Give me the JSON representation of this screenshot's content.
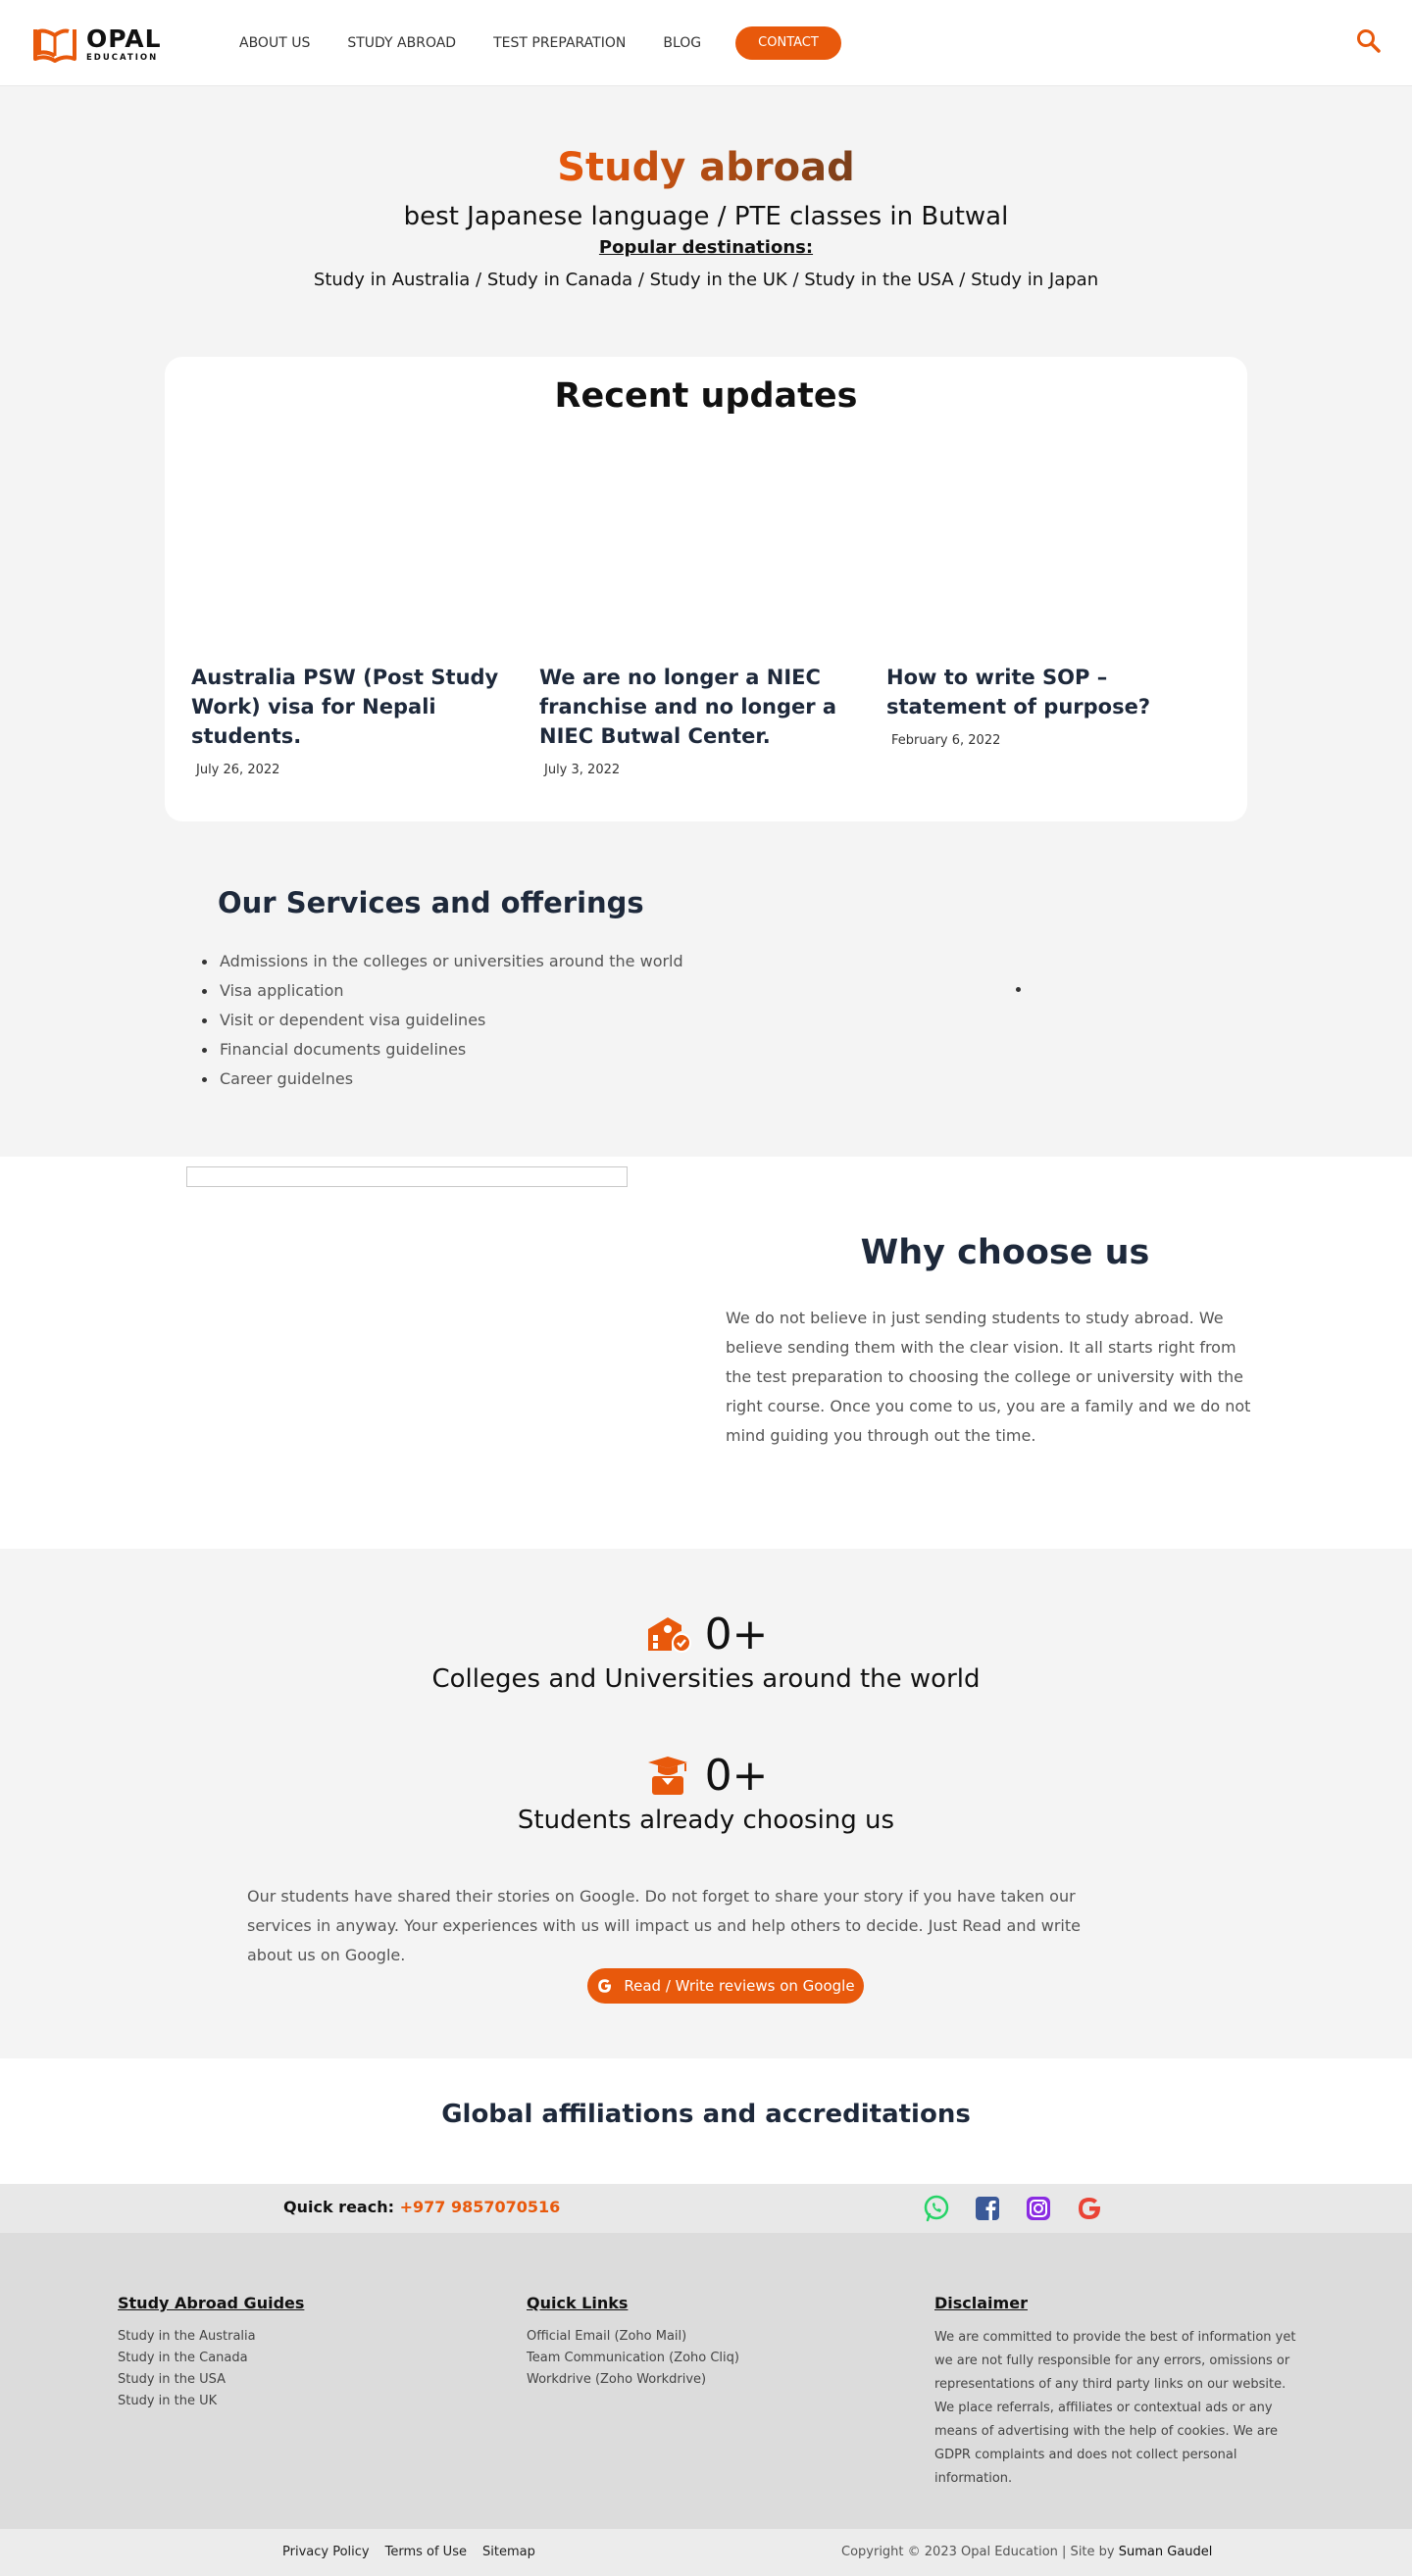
{
  "brand": {
    "name": "OPAL",
    "sub": "EDUCATION",
    "accent": "#e8590c"
  },
  "nav": {
    "items": [
      {
        "label": "ABOUT US"
      },
      {
        "label": "STUDY ABROAD"
      },
      {
        "label": "TEST PREPARATION"
      },
      {
        "label": "BLOG"
      }
    ],
    "contact_label": "CONTACT"
  },
  "hero": {
    "title": "Study abroad",
    "subtitle": "best Japanese language / PTE classes in Butwal",
    "popular_label": "Popular destinations:",
    "destinations": "Study in Australia / Study in Canada / Study in the UK / Study in the USA / Study in Japan"
  },
  "updates": {
    "title": "Recent updates",
    "posts": [
      {
        "title": "Australia PSW (Post Study Work) visa for Nepali students.",
        "date": "July 26, 2022"
      },
      {
        "title": "We are no longer a NIEC franchise and no longer a NIEC Butwal Center.",
        "date": "July 3, 2022"
      },
      {
        "title": "How to write SOP – statement of purpose?",
        "date": "February 6, 2022"
      }
    ]
  },
  "services": {
    "title": "Our Services and offerings",
    "items": [
      "Admissions in the colleges or universities around the world",
      "Visa application",
      "Visit or dependent visa guidelines",
      "Financial documents guidelines",
      "Career guidelnes"
    ]
  },
  "why": {
    "title": "Why choose us",
    "text": "We do not believe in just sending students to study abroad. We believe sending them with the clear vision. It all starts right from the test preparation to choosing the college or university with the right course. Once you come to us, you are a family and we do not mind guiding you through out the time."
  },
  "stats": {
    "items": [
      {
        "icon": "school-icon",
        "value": "0+",
        "label": "Colleges and Universities around the world"
      },
      {
        "icon": "graduate-icon",
        "value": "0+",
        "label": "Students already choosing us"
      }
    ],
    "text": "Our students have shared their stories on Google. Do not forget to share your story if you have taken our services in anyway. Your experiences with us will impact us and help others to decide. Just Read and write about us on Google.",
    "review_button": "Read / Write reviews on Google"
  },
  "affiliations": {
    "title": "Global affiliations and accreditations"
  },
  "quick_reach": {
    "label": "Quick reach:",
    "phone": "+977 9857070516"
  },
  "footer": {
    "guides": {
      "title": "Study Abroad Guides",
      "links": [
        "Study in the Australia",
        "Study in the Canada",
        "Study in the USA",
        "Study in the UK"
      ]
    },
    "quick_links": {
      "title": "Quick Links",
      "links": [
        "Official Email (Zoho Mail)",
        "Team Communication (Zoho Cliq)",
        "Workdrive (Zoho Workdrive)"
      ]
    },
    "disclaimer": {
      "title": "Disclaimer",
      "text": "We are committed to provide the best of information yet we are not fully responsible for any errors, omissions or representations of any third party links on our website.  We place referrals, affiliates or contextual ads or any means of advertising with the help of cookies. We are GDPR complaints and does not collect personal information."
    },
    "bottom_links": [
      "Privacy Policy",
      "Terms of Use",
      "Sitemap"
    ],
    "copyright": "Copyright © 2023 Opal Education | Site by",
    "credit": "Suman Gaudel"
  }
}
════════════════
◆ THE REQUEST ◆
Tally the lines above that contain the word "destinations", and reply with only the number.

◆ RESULT ◆
2